SHORT PROBLEM – Pull every line containing the word "suis" from the records.

[Saved entries]

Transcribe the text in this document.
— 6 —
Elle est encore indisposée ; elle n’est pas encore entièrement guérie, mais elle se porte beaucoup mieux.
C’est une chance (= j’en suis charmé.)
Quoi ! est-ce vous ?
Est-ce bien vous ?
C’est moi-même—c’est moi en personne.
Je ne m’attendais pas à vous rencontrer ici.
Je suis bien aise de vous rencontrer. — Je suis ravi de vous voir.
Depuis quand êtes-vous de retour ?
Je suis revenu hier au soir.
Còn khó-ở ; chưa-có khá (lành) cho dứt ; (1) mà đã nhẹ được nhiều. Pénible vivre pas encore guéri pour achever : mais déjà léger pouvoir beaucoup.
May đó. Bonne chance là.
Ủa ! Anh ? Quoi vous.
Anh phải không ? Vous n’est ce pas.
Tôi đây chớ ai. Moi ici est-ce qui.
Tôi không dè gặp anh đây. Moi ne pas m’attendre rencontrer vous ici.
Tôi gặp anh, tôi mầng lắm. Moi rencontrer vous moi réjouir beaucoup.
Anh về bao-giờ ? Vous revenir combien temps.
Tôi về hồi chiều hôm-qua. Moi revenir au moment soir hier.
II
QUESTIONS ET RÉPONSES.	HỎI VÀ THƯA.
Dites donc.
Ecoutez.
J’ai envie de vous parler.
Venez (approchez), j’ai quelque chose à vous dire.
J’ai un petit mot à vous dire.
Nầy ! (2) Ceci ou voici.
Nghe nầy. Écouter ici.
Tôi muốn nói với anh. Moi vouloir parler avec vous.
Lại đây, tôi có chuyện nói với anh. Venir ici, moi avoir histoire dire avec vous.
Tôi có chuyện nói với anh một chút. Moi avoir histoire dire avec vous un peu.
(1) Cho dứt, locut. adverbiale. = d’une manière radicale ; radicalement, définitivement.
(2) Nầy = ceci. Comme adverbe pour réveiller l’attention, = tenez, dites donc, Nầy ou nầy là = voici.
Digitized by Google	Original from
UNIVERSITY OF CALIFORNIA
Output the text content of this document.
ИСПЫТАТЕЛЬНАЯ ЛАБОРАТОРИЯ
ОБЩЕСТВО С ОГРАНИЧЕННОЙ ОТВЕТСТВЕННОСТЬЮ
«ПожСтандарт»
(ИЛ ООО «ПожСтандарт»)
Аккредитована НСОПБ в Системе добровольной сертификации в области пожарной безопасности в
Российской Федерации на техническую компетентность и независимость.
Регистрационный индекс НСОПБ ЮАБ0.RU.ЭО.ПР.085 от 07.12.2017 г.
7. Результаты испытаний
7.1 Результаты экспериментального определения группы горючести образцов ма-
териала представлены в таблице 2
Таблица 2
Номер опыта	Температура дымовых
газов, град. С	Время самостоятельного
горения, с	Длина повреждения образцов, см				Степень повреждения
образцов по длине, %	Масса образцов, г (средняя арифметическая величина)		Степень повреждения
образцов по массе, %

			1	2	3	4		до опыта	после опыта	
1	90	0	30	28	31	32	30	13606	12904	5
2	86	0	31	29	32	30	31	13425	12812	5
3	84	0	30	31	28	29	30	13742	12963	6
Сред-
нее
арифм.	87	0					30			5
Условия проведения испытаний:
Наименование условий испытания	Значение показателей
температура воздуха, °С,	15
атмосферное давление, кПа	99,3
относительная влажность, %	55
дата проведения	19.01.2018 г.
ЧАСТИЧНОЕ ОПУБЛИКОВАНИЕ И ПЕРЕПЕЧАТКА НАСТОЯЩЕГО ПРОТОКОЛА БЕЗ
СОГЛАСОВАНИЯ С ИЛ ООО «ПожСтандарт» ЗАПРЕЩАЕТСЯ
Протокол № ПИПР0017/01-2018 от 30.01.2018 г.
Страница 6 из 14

THE REPLY –
C’est une chance (= j’en suis charmé.)
Je suis bien aise de vous rencontrer. — Je suis ravi de vous voir.
Je suis revenu hier au soir.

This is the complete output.